Exercise goal: Quote every line of the data below as it stands, omitting pictures.

Data supplied:

::::::

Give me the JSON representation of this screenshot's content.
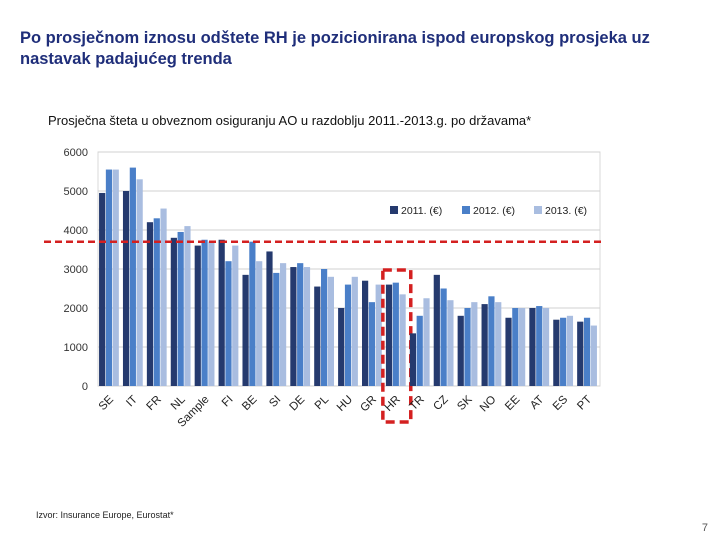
{
  "slide": {
    "title_line1": "Po prosječnom iznosu odštete RH je pozicionirana ispod europskog prosjeka uz",
    "title_line2": "nastavak padajućeg trenda",
    "source": "Izvor: Insurance Europe, Eurostat*",
    "page_number": "7"
  },
  "chart_data": {
    "type": "bar",
    "title": "Prosječna šteta u obveznom osiguranju AO u razdoblju 2011.-2013.g. po državama*",
    "xlabel": "",
    "ylabel": "",
    "ylim": [
      0,
      6000
    ],
    "yticks": [
      0,
      1000,
      2000,
      3000,
      4000,
      5000,
      6000
    ],
    "grid": true,
    "legend_position": "top-right",
    "categories": [
      "SE",
      "IT",
      "FR",
      "NL",
      "Sample",
      "FI",
      "BE",
      "SI",
      "DE",
      "PL",
      "HU",
      "GR",
      "HR",
      "TR",
      "CZ",
      "SK",
      "NO",
      "EE",
      "AT",
      "ES",
      "PT"
    ],
    "series": [
      {
        "name": "2011. (€)",
        "color": "#253a6e",
        "values": [
          4950,
          5000,
          4200,
          3800,
          3600,
          3750,
          2850,
          3450,
          3050,
          2550,
          2000,
          2700,
          2600,
          1350,
          2850,
          1800,
          2100,
          1750,
          2000,
          1700,
          1650
        ]
      },
      {
        "name": "2012. (€)",
        "color": "#4a7fc8",
        "values": [
          5550,
          5600,
          4300,
          3950,
          3750,
          3200,
          3700,
          2900,
          3150,
          3000,
          2600,
          2150,
          2650,
          1800,
          2500,
          2000,
          2300,
          2000,
          2050,
          1750,
          1750
        ]
      },
      {
        "name": "2013. (€)",
        "color": "#a9bde0",
        "values": [
          5550,
          5300,
          4550,
          4100,
          3700,
          3600,
          3200,
          3150,
          3050,
          2800,
          2800,
          2600,
          2350,
          2250,
          2200,
          2150,
          2150,
          2000,
          2000,
          1800,
          1550
        ]
      }
    ],
    "reference_line": {
      "value": 3700,
      "color": "#d42020"
    },
    "highlight": {
      "category": "HR",
      "color": "#d42020"
    }
  }
}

::::::

Right answer:
Give me the JSON representation of this screenshot's content.
{
  "slide": {
    "title_line1": "Po prosječnom iznosu odštete RH je pozicionirana ispod europskog prosjeka uz",
    "title_line2": "nastavak padajućeg trenda",
    "source": "Izvor: Insurance Europe, Eurostat*",
    "page_number": "7"
  },
  "chart_data": {
    "type": "bar",
    "title": "Prosječna šteta u obveznom osiguranju AO u razdoblju 2011.-2013.g. po državama*",
    "xlabel": "",
    "ylabel": "",
    "ylim": [
      0,
      6000
    ],
    "yticks": [
      0,
      1000,
      2000,
      3000,
      4000,
      5000,
      6000
    ],
    "grid": true,
    "legend_position": "top-right",
    "categories": [
      "SE",
      "IT",
      "FR",
      "NL",
      "Sample",
      "FI",
      "BE",
      "SI",
      "DE",
      "PL",
      "HU",
      "GR",
      "HR",
      "TR",
      "CZ",
      "SK",
      "NO",
      "EE",
      "AT",
      "ES",
      "PT"
    ],
    "series": [
      {
        "name": "2011. (€)",
        "color": "#253a6e",
        "values": [
          4950,
          5000,
          4200,
          3800,
          3600,
          3750,
          2850,
          3450,
          3050,
          2550,
          2000,
          2700,
          2600,
          1350,
          2850,
          1800,
          2100,
          1750,
          2000,
          1700,
          1650
        ]
      },
      {
        "name": "2012. (€)",
        "color": "#4a7fc8",
        "values": [
          5550,
          5600,
          4300,
          3950,
          3750,
          3200,
          3700,
          2900,
          3150,
          3000,
          2600,
          2150,
          2650,
          1800,
          2500,
          2000,
          2300,
          2000,
          2050,
          1750,
          1750
        ]
      },
      {
        "name": "2013. (€)",
        "color": "#a9bde0",
        "values": [
          5550,
          5300,
          4550,
          4100,
          3700,
          3600,
          3200,
          3150,
          3050,
          2800,
          2800,
          2600,
          2350,
          2250,
          2200,
          2150,
          2150,
          2000,
          2000,
          1800,
          1550
        ]
      }
    ],
    "reference_line": {
      "value": 3700,
      "color": "#d42020"
    },
    "highlight": {
      "category": "HR",
      "color": "#d42020"
    }
  }
}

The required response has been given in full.